Task instructions — Identify and reproduce every line holding the string "JSON".
— Start —
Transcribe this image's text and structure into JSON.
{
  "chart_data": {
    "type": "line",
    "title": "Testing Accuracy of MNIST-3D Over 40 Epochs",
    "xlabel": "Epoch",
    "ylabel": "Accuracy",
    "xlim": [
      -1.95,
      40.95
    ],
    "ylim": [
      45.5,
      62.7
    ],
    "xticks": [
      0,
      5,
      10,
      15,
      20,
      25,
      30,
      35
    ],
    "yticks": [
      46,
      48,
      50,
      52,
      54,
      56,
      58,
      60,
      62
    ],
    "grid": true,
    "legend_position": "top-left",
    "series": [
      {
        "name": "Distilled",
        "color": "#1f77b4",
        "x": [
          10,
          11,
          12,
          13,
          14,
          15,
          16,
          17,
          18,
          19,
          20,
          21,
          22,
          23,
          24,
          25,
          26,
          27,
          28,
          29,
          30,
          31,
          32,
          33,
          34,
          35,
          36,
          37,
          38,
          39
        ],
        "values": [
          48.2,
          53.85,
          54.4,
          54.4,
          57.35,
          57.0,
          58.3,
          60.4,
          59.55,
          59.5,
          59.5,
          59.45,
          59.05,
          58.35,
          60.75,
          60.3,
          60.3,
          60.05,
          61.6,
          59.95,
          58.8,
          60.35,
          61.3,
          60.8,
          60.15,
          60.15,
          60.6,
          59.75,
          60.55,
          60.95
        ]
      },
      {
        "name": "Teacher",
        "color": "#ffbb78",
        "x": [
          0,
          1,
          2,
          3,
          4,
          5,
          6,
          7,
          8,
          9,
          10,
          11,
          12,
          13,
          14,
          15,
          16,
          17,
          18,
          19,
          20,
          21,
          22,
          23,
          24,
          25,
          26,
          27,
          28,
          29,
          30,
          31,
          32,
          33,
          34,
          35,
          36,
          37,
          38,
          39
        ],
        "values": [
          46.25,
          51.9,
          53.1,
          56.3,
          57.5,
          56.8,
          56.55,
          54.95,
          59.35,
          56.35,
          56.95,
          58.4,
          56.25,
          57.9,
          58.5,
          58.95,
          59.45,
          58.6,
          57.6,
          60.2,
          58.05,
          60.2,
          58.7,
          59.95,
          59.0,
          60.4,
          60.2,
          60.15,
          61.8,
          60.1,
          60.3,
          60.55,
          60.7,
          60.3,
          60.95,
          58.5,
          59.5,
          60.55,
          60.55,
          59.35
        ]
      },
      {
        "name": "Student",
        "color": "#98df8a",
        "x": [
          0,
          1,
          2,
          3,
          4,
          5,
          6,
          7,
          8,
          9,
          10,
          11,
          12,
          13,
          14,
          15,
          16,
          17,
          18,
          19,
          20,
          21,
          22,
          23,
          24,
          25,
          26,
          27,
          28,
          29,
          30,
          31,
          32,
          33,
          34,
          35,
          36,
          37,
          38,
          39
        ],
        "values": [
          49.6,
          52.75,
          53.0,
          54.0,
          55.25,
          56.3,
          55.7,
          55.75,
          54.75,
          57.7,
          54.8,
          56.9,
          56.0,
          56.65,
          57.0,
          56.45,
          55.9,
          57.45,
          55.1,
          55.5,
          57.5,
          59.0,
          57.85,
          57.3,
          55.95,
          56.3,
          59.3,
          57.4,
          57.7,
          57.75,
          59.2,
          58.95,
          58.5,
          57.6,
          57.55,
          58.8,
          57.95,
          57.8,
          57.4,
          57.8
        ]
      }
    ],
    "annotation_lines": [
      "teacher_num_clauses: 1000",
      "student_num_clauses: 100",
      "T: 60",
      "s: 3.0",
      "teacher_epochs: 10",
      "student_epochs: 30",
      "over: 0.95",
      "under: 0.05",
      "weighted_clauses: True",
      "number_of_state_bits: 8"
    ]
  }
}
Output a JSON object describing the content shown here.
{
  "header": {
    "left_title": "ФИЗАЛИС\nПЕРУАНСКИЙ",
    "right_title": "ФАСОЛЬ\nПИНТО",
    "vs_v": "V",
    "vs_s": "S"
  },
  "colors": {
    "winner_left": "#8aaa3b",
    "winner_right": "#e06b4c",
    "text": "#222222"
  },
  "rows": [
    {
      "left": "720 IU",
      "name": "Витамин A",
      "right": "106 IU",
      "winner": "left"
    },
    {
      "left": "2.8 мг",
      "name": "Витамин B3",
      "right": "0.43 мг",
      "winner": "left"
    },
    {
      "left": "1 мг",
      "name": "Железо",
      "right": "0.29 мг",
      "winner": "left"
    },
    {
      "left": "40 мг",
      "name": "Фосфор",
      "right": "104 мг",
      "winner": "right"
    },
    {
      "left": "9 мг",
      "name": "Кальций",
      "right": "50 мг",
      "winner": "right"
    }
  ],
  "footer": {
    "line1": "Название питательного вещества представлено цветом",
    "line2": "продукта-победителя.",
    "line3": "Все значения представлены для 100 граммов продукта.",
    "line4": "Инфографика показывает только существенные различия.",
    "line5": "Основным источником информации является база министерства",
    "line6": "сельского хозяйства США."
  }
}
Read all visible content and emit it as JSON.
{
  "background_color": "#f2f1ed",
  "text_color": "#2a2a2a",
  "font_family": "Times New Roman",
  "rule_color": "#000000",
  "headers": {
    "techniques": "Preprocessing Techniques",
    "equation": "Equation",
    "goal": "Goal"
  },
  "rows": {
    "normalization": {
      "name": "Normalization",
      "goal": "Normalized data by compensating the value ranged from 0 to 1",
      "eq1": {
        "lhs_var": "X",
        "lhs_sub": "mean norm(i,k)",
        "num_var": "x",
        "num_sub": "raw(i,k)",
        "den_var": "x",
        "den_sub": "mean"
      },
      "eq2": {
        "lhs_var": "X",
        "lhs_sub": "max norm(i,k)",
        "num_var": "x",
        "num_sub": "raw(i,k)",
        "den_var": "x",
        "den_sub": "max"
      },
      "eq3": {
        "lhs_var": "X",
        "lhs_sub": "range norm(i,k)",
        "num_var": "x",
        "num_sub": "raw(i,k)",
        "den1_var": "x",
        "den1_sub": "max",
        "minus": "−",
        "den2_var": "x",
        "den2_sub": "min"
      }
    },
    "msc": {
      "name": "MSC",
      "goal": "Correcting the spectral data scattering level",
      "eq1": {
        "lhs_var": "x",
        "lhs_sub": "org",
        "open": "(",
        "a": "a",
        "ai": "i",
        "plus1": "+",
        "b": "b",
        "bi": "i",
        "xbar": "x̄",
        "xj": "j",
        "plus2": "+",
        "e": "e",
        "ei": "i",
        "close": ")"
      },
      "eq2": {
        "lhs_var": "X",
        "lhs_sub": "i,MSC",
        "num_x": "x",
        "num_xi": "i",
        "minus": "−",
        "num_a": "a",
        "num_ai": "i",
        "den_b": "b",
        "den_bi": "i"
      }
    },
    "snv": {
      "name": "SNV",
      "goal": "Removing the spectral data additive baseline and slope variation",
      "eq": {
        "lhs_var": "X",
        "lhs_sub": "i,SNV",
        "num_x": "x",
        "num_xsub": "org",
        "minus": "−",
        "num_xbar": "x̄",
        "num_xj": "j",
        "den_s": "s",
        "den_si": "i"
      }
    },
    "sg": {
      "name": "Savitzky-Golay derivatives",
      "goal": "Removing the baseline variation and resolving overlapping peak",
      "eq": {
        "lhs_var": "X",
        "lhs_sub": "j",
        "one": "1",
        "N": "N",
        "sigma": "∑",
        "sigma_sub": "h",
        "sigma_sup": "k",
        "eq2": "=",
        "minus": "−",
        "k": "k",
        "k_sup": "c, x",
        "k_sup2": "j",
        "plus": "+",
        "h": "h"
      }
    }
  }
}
— End —
The completed task —
Transcribe this image's text and structure into JSON.
Output a JSON object describing the content shown here.
Read all visible content and emit it as JSON.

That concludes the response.